--- BEGIN Materials provided ---

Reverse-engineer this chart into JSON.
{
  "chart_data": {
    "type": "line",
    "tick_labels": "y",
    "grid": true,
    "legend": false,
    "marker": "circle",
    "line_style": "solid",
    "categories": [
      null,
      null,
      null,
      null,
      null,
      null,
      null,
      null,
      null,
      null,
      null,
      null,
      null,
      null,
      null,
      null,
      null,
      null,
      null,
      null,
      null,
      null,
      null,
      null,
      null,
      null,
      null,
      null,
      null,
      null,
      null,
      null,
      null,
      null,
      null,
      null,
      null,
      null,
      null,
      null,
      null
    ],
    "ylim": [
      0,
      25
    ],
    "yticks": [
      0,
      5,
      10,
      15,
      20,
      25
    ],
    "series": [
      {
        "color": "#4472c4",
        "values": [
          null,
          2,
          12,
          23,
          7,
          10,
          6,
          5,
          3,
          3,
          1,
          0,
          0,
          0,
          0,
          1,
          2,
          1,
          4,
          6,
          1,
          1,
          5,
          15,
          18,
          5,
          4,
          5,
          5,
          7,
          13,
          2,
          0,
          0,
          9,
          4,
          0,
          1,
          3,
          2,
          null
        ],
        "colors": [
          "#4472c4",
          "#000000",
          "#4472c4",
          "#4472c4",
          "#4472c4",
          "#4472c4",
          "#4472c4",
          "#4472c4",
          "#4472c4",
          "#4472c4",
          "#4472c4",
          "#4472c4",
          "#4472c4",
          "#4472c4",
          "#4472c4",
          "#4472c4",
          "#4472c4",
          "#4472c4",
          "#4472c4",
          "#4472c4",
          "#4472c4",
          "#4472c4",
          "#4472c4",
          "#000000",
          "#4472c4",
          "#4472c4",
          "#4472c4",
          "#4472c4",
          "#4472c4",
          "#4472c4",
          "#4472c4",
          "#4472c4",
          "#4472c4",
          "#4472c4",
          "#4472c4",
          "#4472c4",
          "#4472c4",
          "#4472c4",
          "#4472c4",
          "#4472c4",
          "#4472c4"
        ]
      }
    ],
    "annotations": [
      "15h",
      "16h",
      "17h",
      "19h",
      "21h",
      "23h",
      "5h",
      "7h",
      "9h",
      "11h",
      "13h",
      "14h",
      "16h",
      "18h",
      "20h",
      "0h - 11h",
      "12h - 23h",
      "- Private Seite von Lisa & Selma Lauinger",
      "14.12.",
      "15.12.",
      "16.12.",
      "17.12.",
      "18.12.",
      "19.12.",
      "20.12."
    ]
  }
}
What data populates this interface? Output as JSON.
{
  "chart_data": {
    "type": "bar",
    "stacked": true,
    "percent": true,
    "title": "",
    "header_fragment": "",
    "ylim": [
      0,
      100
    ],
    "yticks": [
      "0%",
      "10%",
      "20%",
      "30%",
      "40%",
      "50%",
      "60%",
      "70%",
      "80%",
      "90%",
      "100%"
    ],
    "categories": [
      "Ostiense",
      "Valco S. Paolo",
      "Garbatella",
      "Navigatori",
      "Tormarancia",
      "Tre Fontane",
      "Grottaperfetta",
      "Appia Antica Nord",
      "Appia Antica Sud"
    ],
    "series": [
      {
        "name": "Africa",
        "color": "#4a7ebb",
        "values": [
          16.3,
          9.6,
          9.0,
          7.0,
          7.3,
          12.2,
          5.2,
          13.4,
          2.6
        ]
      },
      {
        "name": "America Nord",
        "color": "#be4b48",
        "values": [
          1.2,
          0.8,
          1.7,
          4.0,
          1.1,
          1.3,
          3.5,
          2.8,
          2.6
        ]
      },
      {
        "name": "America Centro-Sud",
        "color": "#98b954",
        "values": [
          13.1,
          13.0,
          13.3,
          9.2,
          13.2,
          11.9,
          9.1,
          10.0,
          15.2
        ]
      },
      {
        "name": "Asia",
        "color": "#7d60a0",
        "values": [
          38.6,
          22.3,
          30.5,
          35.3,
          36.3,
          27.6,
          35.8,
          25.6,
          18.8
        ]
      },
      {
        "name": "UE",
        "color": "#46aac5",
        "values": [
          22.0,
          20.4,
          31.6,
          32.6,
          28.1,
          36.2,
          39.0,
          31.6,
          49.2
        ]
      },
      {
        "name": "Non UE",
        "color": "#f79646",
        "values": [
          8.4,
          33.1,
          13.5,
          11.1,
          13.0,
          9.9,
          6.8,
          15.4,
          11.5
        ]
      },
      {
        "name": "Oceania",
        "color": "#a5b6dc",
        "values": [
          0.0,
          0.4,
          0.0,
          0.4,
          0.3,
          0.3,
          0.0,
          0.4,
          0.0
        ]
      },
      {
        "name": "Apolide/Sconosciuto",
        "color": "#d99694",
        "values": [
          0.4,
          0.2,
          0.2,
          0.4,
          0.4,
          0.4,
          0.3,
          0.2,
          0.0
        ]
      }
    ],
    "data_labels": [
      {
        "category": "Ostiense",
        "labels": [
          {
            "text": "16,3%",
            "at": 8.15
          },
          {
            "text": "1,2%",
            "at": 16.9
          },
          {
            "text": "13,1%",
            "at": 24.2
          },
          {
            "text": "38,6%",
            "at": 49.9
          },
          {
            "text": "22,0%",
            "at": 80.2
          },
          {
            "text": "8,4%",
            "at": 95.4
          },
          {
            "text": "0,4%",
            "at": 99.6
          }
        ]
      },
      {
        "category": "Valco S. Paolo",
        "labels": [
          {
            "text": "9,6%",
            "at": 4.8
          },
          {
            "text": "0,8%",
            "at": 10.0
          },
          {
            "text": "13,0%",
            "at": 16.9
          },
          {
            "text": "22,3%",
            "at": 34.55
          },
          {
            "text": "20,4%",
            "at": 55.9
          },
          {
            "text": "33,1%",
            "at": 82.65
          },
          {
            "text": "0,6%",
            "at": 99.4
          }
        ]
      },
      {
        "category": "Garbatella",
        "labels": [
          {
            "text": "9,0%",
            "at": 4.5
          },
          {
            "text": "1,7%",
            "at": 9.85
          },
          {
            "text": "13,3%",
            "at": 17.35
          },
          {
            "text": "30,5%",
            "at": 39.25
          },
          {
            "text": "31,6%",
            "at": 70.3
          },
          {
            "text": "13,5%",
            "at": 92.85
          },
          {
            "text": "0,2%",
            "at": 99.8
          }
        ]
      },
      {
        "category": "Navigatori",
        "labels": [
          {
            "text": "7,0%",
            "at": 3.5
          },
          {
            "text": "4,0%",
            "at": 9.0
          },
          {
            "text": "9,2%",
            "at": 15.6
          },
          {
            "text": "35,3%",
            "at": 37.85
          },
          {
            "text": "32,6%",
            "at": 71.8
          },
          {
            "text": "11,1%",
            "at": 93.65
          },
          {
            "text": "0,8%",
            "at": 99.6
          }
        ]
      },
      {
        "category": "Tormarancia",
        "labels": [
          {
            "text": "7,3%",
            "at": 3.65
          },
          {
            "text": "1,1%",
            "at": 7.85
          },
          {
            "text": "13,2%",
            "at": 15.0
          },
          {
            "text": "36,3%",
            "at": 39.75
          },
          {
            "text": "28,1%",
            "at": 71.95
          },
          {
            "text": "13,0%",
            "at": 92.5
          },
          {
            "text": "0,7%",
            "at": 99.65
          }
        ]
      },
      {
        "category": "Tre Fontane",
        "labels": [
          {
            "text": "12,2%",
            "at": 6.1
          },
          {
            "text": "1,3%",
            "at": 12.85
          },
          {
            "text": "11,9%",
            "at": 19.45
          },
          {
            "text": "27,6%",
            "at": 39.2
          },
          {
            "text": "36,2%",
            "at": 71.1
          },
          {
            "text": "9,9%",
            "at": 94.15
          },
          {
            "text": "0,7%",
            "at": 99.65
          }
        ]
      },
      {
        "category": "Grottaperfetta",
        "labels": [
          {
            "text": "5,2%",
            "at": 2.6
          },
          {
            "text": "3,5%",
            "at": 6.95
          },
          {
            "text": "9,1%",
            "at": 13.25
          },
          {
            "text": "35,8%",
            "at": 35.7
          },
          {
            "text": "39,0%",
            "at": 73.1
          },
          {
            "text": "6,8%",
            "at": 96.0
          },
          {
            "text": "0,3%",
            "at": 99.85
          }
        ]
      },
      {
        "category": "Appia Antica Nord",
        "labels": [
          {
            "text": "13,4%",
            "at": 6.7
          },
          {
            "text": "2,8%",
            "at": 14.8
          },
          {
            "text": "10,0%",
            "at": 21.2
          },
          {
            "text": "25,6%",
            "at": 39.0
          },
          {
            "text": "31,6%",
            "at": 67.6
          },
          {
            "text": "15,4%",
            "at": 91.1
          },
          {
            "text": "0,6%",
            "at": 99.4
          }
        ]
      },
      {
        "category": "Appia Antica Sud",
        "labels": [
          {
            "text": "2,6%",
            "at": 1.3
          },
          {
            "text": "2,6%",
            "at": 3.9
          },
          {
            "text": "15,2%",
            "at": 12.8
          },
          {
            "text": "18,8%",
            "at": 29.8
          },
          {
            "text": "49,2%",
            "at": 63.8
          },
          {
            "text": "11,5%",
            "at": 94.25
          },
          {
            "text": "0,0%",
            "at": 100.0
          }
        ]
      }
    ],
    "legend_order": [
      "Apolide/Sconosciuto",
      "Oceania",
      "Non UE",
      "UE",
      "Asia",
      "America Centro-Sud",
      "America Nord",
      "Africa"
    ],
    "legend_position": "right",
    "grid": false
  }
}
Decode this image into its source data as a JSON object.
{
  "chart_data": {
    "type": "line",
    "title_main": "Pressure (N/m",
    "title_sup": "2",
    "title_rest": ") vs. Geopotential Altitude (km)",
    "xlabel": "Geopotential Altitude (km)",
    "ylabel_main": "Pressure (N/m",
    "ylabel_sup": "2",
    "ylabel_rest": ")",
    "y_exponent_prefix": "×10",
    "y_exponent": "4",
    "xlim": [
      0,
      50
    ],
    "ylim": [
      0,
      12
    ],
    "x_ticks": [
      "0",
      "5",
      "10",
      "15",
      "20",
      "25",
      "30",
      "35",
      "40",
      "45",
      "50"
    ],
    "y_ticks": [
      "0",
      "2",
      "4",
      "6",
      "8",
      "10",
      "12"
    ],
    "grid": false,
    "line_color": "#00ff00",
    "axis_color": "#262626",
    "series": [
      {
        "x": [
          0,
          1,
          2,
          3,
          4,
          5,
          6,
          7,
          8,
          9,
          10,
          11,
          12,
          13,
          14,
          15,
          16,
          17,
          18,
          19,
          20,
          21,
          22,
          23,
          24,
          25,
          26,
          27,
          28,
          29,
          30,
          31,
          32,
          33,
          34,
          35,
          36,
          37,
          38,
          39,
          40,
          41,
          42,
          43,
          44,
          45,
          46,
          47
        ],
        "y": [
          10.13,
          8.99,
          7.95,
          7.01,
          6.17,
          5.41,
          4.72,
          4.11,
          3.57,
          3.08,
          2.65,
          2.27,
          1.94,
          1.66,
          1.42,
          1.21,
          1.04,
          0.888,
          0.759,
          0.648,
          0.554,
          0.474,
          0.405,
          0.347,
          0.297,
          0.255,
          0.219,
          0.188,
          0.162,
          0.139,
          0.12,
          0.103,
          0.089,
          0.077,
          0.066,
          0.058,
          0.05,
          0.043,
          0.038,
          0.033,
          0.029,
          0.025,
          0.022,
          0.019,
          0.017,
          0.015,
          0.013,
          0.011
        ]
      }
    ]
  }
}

--- END Materials provided ---

◆ Given task
Identify each line of the material where the word "JSON" shows up, and copy it.

◆ Task solution
Reverse-engineer this chart into JSON.
What data populates this interface? Output as JSON.
Decode this image into its source data as a JSON object.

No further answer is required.